DO THIS —
Repeat exactly the lines from the line containing "Read this page and output its text content." through the last line of the records below, inclusive, and nothing else.
>> BEGIN
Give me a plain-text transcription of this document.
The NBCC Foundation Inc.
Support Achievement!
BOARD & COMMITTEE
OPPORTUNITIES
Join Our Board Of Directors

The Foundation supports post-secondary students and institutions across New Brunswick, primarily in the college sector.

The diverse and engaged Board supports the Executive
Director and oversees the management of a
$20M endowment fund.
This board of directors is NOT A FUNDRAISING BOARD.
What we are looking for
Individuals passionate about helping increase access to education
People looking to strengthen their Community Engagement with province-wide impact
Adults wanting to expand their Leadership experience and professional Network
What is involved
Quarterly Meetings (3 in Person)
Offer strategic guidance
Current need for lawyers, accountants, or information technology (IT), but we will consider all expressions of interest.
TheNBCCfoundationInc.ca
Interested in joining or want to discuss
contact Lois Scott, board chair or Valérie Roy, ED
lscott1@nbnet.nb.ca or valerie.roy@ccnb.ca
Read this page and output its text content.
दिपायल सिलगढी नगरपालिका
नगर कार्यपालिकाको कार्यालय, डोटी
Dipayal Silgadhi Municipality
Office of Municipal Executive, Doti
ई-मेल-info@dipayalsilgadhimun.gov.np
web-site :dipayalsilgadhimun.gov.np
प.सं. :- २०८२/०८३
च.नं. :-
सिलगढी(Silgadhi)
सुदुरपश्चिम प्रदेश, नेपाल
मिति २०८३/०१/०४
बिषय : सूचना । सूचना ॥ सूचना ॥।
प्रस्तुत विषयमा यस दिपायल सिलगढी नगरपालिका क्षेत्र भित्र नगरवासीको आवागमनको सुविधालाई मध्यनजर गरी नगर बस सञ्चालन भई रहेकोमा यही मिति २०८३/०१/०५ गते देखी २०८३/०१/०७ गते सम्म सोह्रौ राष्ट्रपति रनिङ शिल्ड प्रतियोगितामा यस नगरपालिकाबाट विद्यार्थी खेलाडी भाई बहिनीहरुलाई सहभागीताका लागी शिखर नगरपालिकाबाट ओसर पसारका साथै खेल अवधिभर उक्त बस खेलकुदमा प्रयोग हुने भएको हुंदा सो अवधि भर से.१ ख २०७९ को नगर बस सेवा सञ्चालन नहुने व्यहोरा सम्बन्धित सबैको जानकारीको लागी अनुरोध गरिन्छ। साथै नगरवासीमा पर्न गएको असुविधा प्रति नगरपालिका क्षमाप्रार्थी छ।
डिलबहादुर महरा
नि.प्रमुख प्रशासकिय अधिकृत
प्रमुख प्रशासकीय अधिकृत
>> END
FINISHED ANSWER —
Read this page and output its text content.
दिपायल सिलगढी नगरपालिका
नगर कार्यपालिकाको कार्यालय, डोटी
Dipayal Silgadhi Municipality
Office of Municipal Executive, Doti
ई-मेल-info@dipayalsilgadhimun.gov.np
web-site :dipayalsilgadhimun.gov.np
प.सं. :- २०८२/०८३
च.नं. :-
सिलगढी(Silgadhi)
सुदुरपश्चिम प्रदेश, नेपाल
मिति २०८३/०१/०४
बिषय : सूचना । सूचना ॥ सूचना ॥।
प्रस्तुत विषयमा यस दिपायल सिलगढी नगरपालिका क्षेत्र भित्र नगरवासीको आवागमनको सुविधालाई मध्यनजर गरी नगर बस सञ्चालन भई रहेकोमा यही मिति २०८३/०१/०५ गते देखी २०८३/०१/०७ गते सम्म सोह्रौ राष्ट्रपति रनिङ शिल्ड प्रतियोगितामा यस नगरपालिकाबाट विद्यार्थी खेलाडी भाई बहिनीहरुलाई सहभागीताका लागी शिखर नगरपालिकाबाट ओसर पसारका साथै खेल अवधिभर उक्त बस खेलकुदमा प्रयोग हुने भएको हुंदा सो अवधि भर से.१ ख २०७९ को नगर बस सेवा सञ्चालन नहुने व्यहोरा सम्बन्धित सबैको जानकारीको लागी अनुरोध गरिन्छ। साथै नगरवासीमा पर्न गएको असुविधा प्रति नगरपालिका क्षमाप्रार्थी छ।
डिलबहादुर महरा
नि.प्रमुख प्रशासकिय अधिकृत
प्रमुख प्रशासकीय अधिकृत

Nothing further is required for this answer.